→ **Exercise details**: Find how many lines hold the word "structured". Give only the number.
━━━━━━
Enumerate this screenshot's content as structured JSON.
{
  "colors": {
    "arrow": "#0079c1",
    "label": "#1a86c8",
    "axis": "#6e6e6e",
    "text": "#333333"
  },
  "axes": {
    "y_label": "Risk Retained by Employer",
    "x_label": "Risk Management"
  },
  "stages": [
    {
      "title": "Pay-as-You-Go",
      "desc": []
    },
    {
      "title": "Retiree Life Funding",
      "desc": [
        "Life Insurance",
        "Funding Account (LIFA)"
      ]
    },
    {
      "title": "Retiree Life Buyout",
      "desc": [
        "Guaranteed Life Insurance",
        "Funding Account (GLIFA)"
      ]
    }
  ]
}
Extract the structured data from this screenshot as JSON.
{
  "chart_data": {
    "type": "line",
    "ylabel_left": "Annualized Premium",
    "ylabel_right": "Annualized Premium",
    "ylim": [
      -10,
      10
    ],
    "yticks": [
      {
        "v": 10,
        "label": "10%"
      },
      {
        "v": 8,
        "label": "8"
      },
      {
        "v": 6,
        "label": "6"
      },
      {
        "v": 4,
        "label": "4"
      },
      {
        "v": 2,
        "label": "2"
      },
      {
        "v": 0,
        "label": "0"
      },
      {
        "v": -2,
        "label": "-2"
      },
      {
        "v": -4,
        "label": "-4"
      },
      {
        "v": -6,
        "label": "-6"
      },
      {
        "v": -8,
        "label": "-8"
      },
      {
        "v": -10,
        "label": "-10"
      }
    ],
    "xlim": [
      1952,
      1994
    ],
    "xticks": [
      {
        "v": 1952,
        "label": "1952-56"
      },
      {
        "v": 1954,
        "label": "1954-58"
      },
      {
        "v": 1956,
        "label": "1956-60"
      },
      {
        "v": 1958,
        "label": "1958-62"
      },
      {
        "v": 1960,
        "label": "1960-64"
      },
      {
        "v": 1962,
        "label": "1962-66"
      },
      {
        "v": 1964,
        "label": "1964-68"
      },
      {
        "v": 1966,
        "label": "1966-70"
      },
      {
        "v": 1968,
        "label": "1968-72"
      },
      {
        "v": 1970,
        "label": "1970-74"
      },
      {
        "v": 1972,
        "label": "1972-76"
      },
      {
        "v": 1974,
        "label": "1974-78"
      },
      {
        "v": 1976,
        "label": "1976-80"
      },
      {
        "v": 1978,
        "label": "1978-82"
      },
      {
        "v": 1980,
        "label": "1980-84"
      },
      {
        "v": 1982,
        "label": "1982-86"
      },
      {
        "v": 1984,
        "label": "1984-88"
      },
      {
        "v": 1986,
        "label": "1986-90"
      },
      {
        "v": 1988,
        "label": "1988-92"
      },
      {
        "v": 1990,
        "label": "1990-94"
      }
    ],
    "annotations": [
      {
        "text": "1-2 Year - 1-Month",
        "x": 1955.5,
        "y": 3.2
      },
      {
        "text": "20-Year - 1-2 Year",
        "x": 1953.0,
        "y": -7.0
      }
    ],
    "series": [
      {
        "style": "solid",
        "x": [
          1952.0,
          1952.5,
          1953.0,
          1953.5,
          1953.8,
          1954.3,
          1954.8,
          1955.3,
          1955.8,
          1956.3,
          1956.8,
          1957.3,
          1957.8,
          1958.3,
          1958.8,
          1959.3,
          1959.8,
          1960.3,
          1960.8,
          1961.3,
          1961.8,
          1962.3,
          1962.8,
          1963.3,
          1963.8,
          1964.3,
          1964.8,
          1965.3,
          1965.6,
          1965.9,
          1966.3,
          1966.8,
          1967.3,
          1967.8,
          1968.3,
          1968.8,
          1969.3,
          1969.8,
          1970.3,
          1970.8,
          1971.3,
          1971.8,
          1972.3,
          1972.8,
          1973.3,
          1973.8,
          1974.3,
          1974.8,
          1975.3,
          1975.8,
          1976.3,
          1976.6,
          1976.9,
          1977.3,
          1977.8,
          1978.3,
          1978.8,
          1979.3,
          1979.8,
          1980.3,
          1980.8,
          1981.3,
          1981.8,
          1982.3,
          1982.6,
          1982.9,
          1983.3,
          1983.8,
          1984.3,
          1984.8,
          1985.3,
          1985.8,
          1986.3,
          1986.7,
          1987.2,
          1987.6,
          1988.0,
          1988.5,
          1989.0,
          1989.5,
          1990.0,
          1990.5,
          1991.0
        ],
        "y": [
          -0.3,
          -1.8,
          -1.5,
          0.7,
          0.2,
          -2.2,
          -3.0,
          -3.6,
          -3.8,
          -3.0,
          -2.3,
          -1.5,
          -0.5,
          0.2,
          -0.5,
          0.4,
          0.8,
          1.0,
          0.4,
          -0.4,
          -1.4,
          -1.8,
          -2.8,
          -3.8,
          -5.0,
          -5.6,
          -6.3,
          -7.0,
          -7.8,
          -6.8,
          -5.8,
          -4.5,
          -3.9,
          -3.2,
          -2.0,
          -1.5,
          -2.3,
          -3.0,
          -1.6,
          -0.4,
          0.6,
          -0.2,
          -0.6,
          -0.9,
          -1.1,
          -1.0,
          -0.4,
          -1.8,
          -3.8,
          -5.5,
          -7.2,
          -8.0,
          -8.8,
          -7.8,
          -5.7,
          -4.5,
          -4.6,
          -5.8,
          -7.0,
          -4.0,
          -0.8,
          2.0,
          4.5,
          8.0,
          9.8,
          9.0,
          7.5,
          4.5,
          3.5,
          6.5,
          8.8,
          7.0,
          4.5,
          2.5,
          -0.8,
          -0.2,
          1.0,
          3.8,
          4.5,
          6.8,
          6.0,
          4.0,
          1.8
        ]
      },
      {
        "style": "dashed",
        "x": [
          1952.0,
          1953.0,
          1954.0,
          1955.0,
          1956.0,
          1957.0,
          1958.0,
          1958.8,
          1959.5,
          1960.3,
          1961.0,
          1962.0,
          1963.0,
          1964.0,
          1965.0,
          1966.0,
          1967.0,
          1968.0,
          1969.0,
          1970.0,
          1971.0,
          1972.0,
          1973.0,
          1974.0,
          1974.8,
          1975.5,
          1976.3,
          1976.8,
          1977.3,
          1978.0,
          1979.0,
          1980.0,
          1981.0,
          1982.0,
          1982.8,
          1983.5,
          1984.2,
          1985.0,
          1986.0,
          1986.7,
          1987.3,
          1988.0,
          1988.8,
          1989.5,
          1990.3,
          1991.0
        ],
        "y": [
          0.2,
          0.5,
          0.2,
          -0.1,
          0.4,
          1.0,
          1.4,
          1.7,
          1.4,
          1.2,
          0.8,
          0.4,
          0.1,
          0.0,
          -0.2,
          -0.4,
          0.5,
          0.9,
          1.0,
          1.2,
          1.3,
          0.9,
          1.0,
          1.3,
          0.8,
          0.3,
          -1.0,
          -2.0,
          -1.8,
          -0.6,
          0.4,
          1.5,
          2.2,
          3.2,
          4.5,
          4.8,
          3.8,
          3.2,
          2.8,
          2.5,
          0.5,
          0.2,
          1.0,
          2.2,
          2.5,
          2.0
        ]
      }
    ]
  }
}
━━━━━━
→ **Solution**: 2